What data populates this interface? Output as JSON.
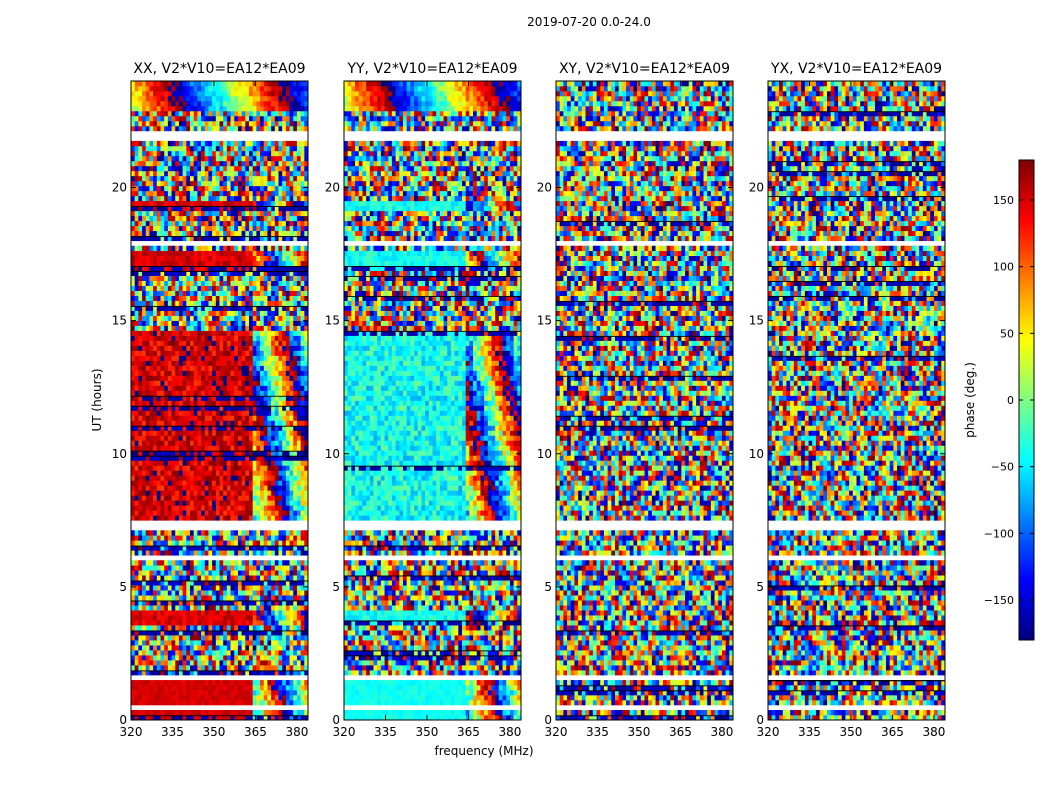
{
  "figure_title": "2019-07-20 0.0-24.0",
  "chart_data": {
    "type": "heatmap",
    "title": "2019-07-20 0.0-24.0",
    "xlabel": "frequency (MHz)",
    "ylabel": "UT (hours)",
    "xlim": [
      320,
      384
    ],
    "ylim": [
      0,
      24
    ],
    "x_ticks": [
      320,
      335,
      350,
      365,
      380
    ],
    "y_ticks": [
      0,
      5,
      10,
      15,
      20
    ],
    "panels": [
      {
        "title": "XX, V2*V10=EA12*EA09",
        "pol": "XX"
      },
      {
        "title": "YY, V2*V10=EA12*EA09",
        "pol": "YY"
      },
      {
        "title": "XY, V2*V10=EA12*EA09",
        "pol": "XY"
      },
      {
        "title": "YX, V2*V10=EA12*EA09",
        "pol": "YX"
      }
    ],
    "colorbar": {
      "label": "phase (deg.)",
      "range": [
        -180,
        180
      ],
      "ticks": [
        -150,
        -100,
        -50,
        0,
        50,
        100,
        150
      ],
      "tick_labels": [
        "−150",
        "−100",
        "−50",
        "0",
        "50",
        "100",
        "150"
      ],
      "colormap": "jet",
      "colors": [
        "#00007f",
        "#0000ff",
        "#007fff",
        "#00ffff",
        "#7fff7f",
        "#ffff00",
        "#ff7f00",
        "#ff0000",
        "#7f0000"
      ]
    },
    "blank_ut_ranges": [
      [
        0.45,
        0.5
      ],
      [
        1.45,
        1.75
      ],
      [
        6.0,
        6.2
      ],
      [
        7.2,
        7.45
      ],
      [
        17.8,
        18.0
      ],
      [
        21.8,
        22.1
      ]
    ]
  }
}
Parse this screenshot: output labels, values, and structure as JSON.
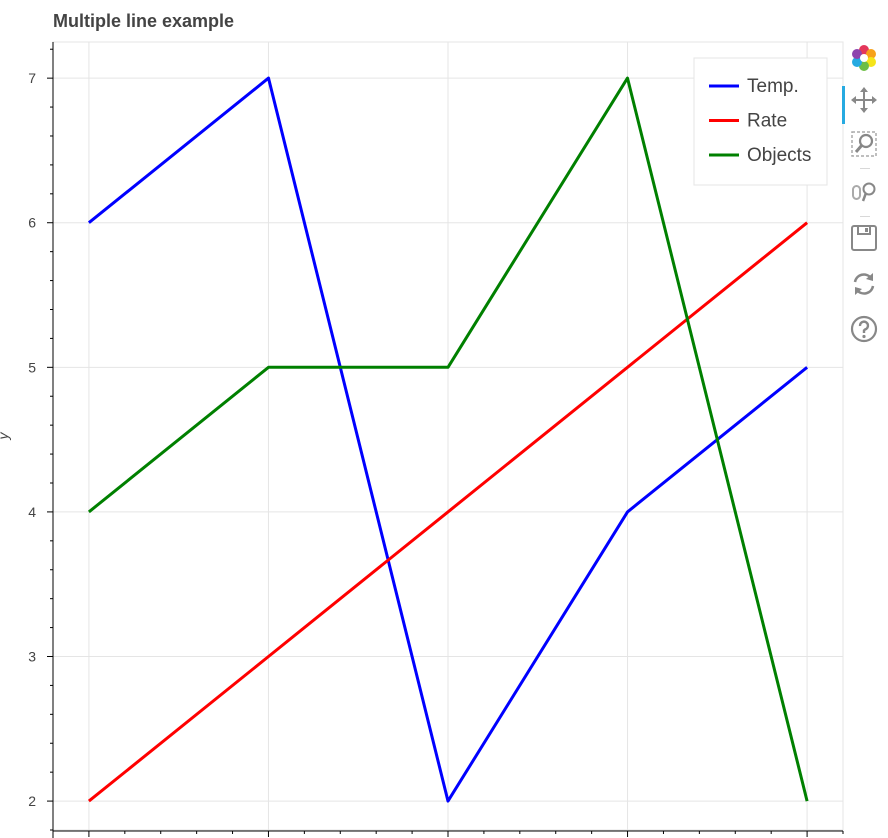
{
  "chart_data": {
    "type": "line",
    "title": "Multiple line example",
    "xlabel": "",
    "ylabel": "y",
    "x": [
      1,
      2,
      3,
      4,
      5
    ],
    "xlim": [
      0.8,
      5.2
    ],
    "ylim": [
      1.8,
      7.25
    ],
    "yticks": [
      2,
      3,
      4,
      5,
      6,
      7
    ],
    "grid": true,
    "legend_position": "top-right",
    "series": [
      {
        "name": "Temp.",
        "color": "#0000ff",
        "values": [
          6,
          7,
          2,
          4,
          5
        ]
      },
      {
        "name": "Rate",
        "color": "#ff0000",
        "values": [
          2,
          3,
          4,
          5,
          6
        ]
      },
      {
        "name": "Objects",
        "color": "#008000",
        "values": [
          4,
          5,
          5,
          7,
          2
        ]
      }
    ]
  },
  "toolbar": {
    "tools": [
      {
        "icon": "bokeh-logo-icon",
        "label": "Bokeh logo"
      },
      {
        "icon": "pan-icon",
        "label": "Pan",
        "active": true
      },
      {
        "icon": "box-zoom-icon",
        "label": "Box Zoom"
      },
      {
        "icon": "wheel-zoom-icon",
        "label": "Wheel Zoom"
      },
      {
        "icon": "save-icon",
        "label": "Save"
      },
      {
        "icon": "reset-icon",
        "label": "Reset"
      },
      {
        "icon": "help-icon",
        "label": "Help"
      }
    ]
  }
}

▶ **SHORT EXERCISE**:
Quote every record above exactly, leaving out the pictures.

▶ **EXERCISE ANSWER**:
What data populates this interface? Output as JSON.
{
  "figure_title": "2019-07-20 0.0-24.0",
  "chart_data": {
    "type": "heatmap",
    "title": "2019-07-20 0.0-24.0",
    "xlabel": "frequency (MHz)",
    "ylabel": "UT (hours)",
    "xlim": [
      320,
      384
    ],
    "ylim": [
      0,
      24
    ],
    "x_ticks": [
      320,
      335,
      350,
      365,
      380
    ],
    "y_ticks": [
      0,
      5,
      10,
      15,
      20
    ],
    "panels": [
      {
        "title": "XX, V2*V10=EA12*EA09",
        "pol": "XX"
      },
      {
        "title": "YY, V2*V10=EA12*EA09",
        "pol": "YY"
      },
      {
        "title": "XY, V2*V10=EA12*EA09",
        "pol": "XY"
      },
      {
        "title": "YX, V2*V10=EA12*EA09",
        "pol": "YX"
      }
    ],
    "colorbar": {
      "label": "phase (deg.)",
      "range": [
        -180,
        180
      ],
      "ticks": [
        -150,
        -100,
        -50,
        0,
        50,
        100,
        150
      ],
      "tick_labels": [
        "−150",
        "−100",
        "−50",
        "0",
        "50",
        "100",
        "150"
      ],
      "colormap": "jet",
      "colors": [
        "#00007f",
        "#0000ff",
        "#007fff",
        "#00ffff",
        "#7fff7f",
        "#ffff00",
        "#ff7f00",
        "#ff0000",
        "#7f0000"
      ]
    },
    "blank_ut_ranges": [
      [
        0.45,
        0.5
      ],
      [
        1.45,
        1.75
      ],
      [
        6.0,
        6.2
      ],
      [
        7.2,
        7.45
      ],
      [
        17.8,
        18.0
      ],
      [
        21.8,
        22.1
      ]
    ]
  }
}
Parse this screenshot: output labels, values, and structure as JSON.
{
  "chart_data": {
    "type": "line",
    "title": "Multiple line example",
    "xlabel": "",
    "ylabel": "y",
    "x": [
      1,
      2,
      3,
      4,
      5
    ],
    "xlim": [
      0.8,
      5.2
    ],
    "ylim": [
      1.8,
      7.25
    ],
    "yticks": [
      2,
      3,
      4,
      5,
      6,
      7
    ],
    "grid": true,
    "legend_position": "top-right",
    "series": [
      {
        "name": "Temp.",
        "color": "#0000ff",
        "values": [
          6,
          7,
          2,
          4,
          5
        ]
      },
      {
        "name": "Rate",
        "color": "#ff0000",
        "values": [
          2,
          3,
          4,
          5,
          6
        ]
      },
      {
        "name": "Objects",
        "color": "#008000",
        "values": [
          4,
          5,
          5,
          7,
          2
        ]
      }
    ]
  },
  "toolbar": {
    "tools": [
      {
        "icon": "bokeh-logo-icon",
        "label": "Bokeh logo"
      },
      {
        "icon": "pan-icon",
        "label": "Pan",
        "active": true
      },
      {
        "icon": "box-zoom-icon",
        "label": "Box Zoom"
      },
      {
        "icon": "wheel-zoom-icon",
        "label": "Wheel Zoom"
      },
      {
        "icon": "save-icon",
        "label": "Save"
      },
      {
        "icon": "reset-icon",
        "label": "Reset"
      },
      {
        "icon": "help-icon",
        "label": "Help"
      }
    ]
  }
}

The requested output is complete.